**WHAT IS NEEDED:** Retype the material word for word.

**Dataset records:**
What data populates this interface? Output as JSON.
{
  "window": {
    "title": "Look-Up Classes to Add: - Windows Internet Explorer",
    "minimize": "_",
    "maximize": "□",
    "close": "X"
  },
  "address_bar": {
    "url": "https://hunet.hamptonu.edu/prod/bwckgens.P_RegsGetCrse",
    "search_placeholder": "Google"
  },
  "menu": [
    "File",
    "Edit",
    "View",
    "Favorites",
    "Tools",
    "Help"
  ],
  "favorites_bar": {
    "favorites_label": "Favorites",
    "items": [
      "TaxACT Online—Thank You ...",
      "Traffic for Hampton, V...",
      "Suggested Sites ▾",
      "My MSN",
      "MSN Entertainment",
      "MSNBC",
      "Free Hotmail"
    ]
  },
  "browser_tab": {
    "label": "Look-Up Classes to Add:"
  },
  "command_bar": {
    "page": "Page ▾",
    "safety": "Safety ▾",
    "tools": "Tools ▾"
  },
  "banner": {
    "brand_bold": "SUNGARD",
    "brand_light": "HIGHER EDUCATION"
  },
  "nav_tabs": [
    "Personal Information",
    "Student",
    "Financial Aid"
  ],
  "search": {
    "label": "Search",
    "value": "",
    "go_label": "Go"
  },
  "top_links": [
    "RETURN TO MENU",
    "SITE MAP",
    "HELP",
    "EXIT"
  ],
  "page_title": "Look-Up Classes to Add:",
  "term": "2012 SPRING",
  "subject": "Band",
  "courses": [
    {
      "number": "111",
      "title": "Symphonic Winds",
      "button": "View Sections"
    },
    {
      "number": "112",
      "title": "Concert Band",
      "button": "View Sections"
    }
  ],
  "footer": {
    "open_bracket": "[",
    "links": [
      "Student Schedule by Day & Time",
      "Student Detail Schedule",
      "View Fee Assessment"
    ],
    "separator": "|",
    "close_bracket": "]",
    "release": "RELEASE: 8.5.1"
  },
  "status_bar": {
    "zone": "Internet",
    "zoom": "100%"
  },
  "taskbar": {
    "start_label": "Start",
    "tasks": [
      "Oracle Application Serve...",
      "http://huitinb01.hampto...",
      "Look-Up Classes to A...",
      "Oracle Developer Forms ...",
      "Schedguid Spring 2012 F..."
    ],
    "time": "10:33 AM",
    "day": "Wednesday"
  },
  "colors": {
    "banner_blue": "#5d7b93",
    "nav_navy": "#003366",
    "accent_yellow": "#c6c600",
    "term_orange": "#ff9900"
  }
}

**RESPONSE:**
What data populates this interface? Output as JSON.
{
  "window": {
    "title": "Look-Up Classes to Add: - Windows Internet Explorer",
    "minimize": "_",
    "maximize": "□",
    "close": "X"
  },
  "address_bar": {
    "url": "https://hunet.hamptonu.edu/prod/bwckgens.P_RegsGetCrse",
    "search_placeholder": "Google"
  },
  "menu": [
    "File",
    "Edit",
    "View",
    "Favorites",
    "Tools",
    "Help"
  ],
  "favorites_bar": {
    "favorites_label": "Favorites",
    "items": [
      "TaxACT Online—Thank You ...",
      "Traffic for Hampton, V...",
      "Suggested Sites ▾",
      "My MSN",
      "MSN Entertainment",
      "MSNBC",
      "Free Hotmail"
    ]
  },
  "browser_tab": {
    "label": "Look-Up Classes to Add:"
  },
  "command_bar": {
    "page": "Page ▾",
    "safety": "Safety ▾",
    "tools": "Tools ▾"
  },
  "banner": {
    "brand_bold": "SUNGARD",
    "brand_light": "HIGHER EDUCATION"
  },
  "nav_tabs": [
    "Personal Information",
    "Student",
    "Financial Aid"
  ],
  "search": {
    "label": "Search",
    "value": "",
    "go_label": "Go"
  },
  "top_links": [
    "RETURN TO MENU",
    "SITE MAP",
    "HELP",
    "EXIT"
  ],
  "page_title": "Look-Up Classes to Add:",
  "term": "2012 SPRING",
  "subject": "Band",
  "courses": [
    {
      "number": "111",
      "title": "Symphonic Winds",
      "button": "View Sections"
    },
    {
      "number": "112",
      "title": "Concert Band",
      "button": "View Sections"
    }
  ],
  "footer": {
    "open_bracket": "[",
    "links": [
      "Student Schedule by Day & Time",
      "Student Detail Schedule",
      "View Fee Assessment"
    ],
    "separator": "|",
    "close_bracket": "]",
    "release": "RELEASE: 8.5.1"
  },
  "status_bar": {
    "zone": "Internet",
    "zoom": "100%"
  },
  "taskbar": {
    "start_label": "Start",
    "tasks": [
      "Oracle Application Serve...",
      "http://huitinb01.hampto...",
      "Look-Up Classes to A...",
      "Oracle Developer Forms ...",
      "Schedguid Spring 2012 F..."
    ],
    "time": "10:33 AM",
    "day": "Wednesday"
  },
  "colors": {
    "banner_blue": "#5d7b93",
    "nav_navy": "#003366",
    "accent_yellow": "#c6c600",
    "term_orange": "#ff9900"
  }
}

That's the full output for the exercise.